### [GIVEN TASK]
Can you print the data exactly and leave out each image?

:::

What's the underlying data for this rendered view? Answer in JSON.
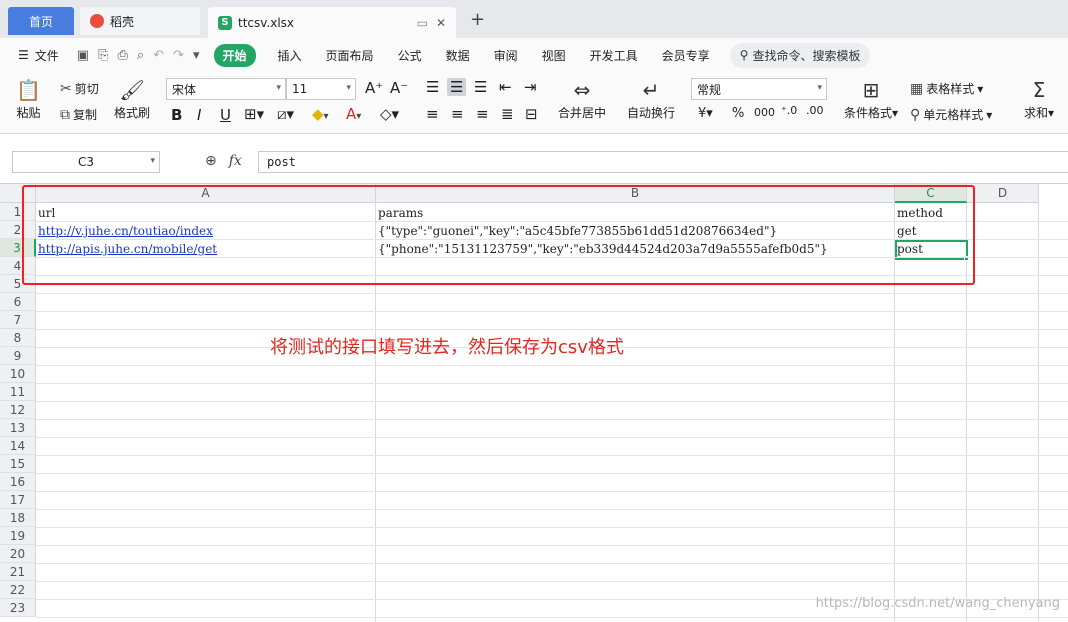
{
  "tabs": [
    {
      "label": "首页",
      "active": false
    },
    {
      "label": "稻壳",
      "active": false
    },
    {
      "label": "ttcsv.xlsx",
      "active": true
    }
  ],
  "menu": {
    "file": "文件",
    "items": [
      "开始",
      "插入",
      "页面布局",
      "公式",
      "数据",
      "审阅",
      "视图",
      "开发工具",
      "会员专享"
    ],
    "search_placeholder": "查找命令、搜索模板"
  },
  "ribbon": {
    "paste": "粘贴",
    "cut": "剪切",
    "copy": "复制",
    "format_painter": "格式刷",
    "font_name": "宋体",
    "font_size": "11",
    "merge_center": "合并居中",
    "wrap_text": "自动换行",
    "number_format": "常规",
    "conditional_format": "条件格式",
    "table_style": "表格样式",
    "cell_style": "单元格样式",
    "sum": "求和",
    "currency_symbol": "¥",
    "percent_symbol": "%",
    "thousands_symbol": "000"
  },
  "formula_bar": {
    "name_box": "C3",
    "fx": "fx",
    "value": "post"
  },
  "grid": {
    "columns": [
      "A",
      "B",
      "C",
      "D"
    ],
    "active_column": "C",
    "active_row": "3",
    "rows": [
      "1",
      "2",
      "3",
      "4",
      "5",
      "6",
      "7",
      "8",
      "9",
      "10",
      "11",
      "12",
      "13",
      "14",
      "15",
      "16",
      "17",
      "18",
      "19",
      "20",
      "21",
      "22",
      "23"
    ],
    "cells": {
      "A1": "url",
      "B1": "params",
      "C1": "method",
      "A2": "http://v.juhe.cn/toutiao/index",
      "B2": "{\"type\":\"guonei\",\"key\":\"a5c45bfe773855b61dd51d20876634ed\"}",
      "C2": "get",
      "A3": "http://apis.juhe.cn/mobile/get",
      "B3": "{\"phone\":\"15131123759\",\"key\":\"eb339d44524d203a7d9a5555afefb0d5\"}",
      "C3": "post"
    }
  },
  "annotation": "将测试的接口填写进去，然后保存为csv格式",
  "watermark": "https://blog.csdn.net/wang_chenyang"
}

:::

### [RESPONSE FOR THIS EXERCISE]
What's the underlying data for this rendered view? Answer in JSON.
{
  "tabs": [
    {
      "label": "首页",
      "active": false
    },
    {
      "label": "稻壳",
      "active": false
    },
    {
      "label": "ttcsv.xlsx",
      "active": true
    }
  ],
  "menu": {
    "file": "文件",
    "items": [
      "开始",
      "插入",
      "页面布局",
      "公式",
      "数据",
      "审阅",
      "视图",
      "开发工具",
      "会员专享"
    ],
    "search_placeholder": "查找命令、搜索模板"
  },
  "ribbon": {
    "paste": "粘贴",
    "cut": "剪切",
    "copy": "复制",
    "format_painter": "格式刷",
    "font_name": "宋体",
    "font_size": "11",
    "merge_center": "合并居中",
    "wrap_text": "自动换行",
    "number_format": "常规",
    "conditional_format": "条件格式",
    "table_style": "表格样式",
    "cell_style": "单元格样式",
    "sum": "求和",
    "currency_symbol": "¥",
    "percent_symbol": "%",
    "thousands_symbol": "000"
  },
  "formula_bar": {
    "name_box": "C3",
    "fx": "fx",
    "value": "post"
  },
  "grid": {
    "columns": [
      "A",
      "B",
      "C",
      "D"
    ],
    "active_column": "C",
    "active_row": "3",
    "rows": [
      "1",
      "2",
      "3",
      "4",
      "5",
      "6",
      "7",
      "8",
      "9",
      "10",
      "11",
      "12",
      "13",
      "14",
      "15",
      "16",
      "17",
      "18",
      "19",
      "20",
      "21",
      "22",
      "23"
    ],
    "cells": {
      "A1": "url",
      "B1": "params",
      "C1": "method",
      "A2": "http://v.juhe.cn/toutiao/index",
      "B2": "{\"type\":\"guonei\",\"key\":\"a5c45bfe773855b61dd51d20876634ed\"}",
      "C2": "get",
      "A3": "http://apis.juhe.cn/mobile/get",
      "B3": "{\"phone\":\"15131123759\",\"key\":\"eb339d44524d203a7d9a5555afefb0d5\"}",
      "C3": "post"
    }
  },
  "annotation": "将测试的接口填写进去，然后保存为csv格式",
  "watermark": "https://blog.csdn.net/wang_chenyang"
}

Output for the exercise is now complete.